> _WHAT IS REQUIRED_
Write out every single entry exactly.

┌────────

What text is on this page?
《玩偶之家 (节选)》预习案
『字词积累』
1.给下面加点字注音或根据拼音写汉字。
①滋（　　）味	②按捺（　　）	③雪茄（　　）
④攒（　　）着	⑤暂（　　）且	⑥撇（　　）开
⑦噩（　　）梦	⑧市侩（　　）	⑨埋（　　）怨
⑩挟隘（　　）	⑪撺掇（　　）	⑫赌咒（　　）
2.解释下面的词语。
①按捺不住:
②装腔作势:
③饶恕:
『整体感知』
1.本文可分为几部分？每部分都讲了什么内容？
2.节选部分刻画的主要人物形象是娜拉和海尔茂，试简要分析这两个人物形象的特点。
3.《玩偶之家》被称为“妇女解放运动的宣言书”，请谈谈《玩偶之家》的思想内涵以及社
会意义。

└────────

> _EXERCISE ANSWER_
What text is on this page?
《玩偶之家 (节选)》预习案
『字词积累』
1.给下面加点字注音或根据拼音写汉字。
①滋（　　）味	②按捺（　　）	③雪茄（　　）
④攒（　　）着	⑤暂（　　）且	⑥撇（　　）开
⑦噩（　　）梦	⑧市侩（　　）	⑨埋（　　）怨
⑩挟隘（　　）	⑪撺掇（　　）	⑫赌咒（　　）
2.解释下面的词语。
①按捺不住:
②装腔作势:
③饶恕:
『整体感知』
1.本文可分为几部分？每部分都讲了什么内容？
2.节选部分刻画的主要人物形象是娜拉和海尔茂，试简要分析这两个人物形象的特点。
3.《玩偶之家》被称为“妇女解放运动的宣言书”，请谈谈《玩偶之家》的思想内涵以及社
会意义。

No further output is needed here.